• _TASK STATEMENT_
Please copy out, word for word, the part of the rows that runs from their start through the line containing "The pad body 581 is at (481, 341).", including that line. Leave the pictures out of your answer.
--- DATA RECORDS ---
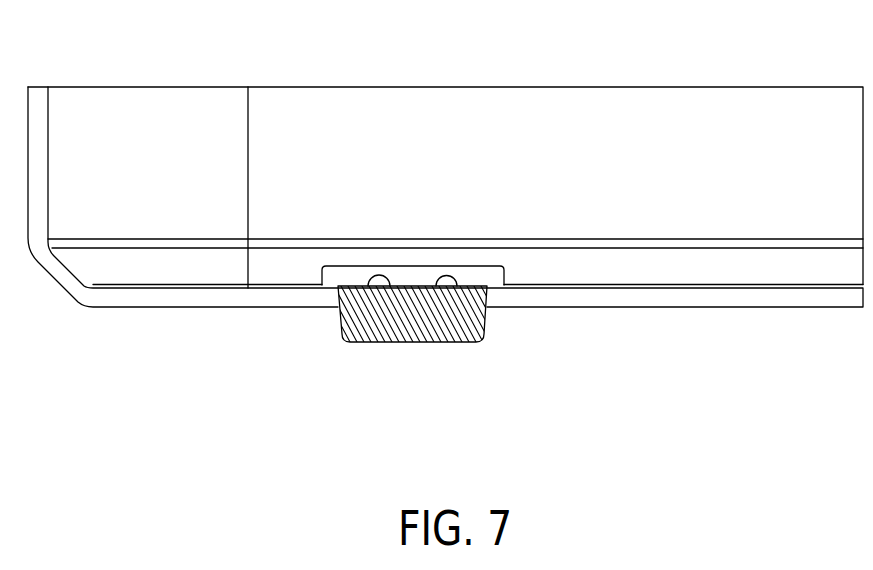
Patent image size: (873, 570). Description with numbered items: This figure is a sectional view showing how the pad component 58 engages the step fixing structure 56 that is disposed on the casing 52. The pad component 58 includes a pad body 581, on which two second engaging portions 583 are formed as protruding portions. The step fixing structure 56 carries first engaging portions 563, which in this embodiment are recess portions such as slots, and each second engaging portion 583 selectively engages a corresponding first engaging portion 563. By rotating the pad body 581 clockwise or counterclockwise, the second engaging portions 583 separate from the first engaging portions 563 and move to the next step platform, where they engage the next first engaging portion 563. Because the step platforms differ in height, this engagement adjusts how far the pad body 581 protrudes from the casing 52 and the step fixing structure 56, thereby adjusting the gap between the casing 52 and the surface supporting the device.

The casing 52 is at (36, 100).
The step fixing structure 56 is at (410, 276).
The pad component 58 is at (406, 346).
The first engaging portion 563 is at (378, 277).
The second engaging portion 583 is at (446, 280).
The pad body 581 is at (481, 341).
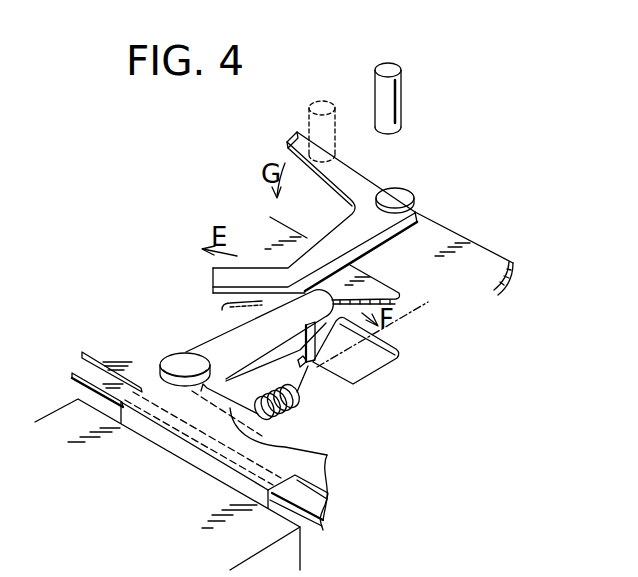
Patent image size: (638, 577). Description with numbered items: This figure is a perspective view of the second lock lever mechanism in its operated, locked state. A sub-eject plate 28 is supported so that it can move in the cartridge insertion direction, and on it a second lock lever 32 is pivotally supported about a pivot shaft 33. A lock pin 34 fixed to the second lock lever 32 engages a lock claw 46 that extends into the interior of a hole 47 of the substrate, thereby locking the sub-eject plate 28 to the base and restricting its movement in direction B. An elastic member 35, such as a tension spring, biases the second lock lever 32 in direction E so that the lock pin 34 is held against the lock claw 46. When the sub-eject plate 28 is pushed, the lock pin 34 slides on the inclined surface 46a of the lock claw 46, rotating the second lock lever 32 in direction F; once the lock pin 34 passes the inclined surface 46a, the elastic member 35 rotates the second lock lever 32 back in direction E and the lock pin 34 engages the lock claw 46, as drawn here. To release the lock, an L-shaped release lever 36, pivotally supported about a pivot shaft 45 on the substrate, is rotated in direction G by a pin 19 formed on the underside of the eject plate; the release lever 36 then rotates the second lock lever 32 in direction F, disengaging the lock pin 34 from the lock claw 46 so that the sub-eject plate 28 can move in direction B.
---
• _EXERCISE ANSWER_
Patent image size: (873, 570). Description with numbered items: This figure is a sectional view showing how the pad component 58 engages the step fixing structure 56 that is disposed on the casing 52. The pad component 58 includes a pad body 581, on which two second engaging portions 583 are formed as protruding portions. The step fixing structure 56 carries first engaging portions 563, which in this embodiment are recess portions such as slots, and each second engaging portion 583 selectively engages a corresponding first engaging portion 563. By rotating the pad body 581 clockwise or counterclockwise, the second engaging portions 583 separate from the first engaging portions 563 and move to the next step platform, where they engage the next first engaging portion 563. Because the step platforms differ in height, this engagement adjusts how far the pad body 581 protrudes from the casing 52 and the step fixing structure 56, thereby adjusting the gap between the casing 52 and the surface supporting the device.

The casing 52 is at (36, 100).
The step fixing structure 56 is at (410, 276).
The pad component 58 is at (406, 346).
The first engaging portion 563 is at (378, 277).
The second engaging portion 583 is at (446, 280).
The pad body 581 is at (481, 341).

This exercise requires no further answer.